--- begin Listed records ---

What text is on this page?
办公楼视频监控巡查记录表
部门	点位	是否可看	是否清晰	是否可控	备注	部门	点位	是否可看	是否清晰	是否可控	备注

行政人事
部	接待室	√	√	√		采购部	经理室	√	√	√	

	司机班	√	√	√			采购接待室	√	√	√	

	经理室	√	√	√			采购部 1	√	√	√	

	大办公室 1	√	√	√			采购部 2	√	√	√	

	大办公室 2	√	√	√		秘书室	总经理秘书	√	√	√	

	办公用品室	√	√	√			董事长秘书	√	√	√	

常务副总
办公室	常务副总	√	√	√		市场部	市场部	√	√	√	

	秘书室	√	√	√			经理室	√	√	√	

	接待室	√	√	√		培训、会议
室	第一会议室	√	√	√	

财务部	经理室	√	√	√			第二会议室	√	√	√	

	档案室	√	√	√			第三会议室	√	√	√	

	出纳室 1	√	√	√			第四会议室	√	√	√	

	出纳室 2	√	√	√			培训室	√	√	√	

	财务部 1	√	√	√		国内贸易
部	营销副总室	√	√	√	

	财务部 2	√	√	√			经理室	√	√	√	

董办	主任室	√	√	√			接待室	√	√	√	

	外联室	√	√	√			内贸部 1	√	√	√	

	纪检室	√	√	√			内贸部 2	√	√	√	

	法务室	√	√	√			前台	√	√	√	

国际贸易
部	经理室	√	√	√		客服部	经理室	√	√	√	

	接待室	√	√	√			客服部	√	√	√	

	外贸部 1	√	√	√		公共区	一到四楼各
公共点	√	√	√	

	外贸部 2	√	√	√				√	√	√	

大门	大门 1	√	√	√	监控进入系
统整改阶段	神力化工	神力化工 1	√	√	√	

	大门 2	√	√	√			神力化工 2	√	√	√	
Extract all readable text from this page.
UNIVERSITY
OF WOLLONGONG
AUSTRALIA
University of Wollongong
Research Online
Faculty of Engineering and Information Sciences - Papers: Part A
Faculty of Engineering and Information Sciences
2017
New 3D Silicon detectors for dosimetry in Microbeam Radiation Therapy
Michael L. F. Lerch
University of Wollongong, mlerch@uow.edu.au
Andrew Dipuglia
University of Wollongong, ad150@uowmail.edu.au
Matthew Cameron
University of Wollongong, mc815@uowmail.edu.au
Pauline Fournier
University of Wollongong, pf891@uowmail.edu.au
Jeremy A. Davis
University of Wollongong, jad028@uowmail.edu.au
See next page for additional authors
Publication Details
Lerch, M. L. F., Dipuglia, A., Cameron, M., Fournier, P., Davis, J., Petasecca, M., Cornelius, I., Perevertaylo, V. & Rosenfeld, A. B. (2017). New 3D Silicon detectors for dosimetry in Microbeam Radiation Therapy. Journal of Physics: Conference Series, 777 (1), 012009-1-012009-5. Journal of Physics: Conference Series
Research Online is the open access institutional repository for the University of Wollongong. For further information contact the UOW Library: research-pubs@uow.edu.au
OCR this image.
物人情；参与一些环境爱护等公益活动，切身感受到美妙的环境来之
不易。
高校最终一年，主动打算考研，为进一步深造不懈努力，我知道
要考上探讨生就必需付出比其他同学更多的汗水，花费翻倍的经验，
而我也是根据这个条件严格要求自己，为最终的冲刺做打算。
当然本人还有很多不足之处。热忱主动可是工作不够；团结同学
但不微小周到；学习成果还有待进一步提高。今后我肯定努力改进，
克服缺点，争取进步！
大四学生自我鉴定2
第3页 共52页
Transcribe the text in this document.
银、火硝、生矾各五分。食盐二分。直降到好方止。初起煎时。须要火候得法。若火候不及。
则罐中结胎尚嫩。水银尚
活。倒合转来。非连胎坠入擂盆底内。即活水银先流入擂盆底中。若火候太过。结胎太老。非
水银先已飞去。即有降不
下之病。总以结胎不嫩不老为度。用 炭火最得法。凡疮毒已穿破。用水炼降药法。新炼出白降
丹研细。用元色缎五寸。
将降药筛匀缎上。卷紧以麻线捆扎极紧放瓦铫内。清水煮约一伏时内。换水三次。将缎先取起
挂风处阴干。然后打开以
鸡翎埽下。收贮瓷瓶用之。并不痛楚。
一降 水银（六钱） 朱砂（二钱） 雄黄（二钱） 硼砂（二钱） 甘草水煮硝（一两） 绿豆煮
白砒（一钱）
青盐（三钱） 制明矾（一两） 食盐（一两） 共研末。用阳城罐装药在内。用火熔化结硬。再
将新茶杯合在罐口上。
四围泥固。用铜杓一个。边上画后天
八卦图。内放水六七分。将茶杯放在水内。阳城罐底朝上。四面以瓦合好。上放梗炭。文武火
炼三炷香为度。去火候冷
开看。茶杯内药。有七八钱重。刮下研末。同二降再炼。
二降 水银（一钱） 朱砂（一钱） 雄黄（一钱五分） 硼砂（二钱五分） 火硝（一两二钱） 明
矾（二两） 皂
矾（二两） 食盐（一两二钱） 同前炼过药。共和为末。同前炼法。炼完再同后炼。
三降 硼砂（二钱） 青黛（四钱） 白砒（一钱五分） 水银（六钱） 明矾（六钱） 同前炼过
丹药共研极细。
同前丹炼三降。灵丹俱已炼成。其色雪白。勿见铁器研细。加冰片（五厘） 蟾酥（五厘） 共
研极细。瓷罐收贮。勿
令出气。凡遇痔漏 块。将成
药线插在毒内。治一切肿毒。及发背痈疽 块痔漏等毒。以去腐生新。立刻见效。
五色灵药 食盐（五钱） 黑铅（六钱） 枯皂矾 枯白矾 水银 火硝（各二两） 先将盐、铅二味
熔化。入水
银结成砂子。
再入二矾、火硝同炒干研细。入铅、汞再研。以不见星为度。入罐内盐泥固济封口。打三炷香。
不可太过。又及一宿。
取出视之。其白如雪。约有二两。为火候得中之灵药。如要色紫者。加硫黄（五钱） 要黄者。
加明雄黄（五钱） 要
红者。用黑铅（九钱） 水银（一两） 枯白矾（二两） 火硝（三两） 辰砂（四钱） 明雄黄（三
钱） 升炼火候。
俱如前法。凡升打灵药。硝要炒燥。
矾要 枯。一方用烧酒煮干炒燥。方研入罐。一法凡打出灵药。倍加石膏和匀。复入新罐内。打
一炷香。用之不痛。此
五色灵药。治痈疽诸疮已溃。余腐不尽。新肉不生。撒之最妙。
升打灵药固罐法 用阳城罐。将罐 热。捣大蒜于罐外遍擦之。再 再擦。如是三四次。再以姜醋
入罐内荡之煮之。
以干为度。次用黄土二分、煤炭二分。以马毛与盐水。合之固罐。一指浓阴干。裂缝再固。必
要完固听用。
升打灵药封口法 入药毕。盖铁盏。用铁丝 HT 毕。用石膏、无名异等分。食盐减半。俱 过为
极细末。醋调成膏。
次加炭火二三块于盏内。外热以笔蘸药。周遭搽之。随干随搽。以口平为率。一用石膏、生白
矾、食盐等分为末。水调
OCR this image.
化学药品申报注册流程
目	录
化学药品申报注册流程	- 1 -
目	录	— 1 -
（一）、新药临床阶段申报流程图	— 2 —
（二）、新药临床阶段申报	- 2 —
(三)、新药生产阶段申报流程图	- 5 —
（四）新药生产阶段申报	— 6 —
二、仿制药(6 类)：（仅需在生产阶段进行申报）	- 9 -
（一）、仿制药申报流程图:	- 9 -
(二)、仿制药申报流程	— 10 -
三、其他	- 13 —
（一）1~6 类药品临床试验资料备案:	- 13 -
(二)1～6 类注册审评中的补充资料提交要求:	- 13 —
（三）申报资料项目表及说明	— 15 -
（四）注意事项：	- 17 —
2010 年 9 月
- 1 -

--- end Listed records ---

*What the task requires*
Say how many lines above contain the string "uowmail". Answer with the number only.

*Reply*
4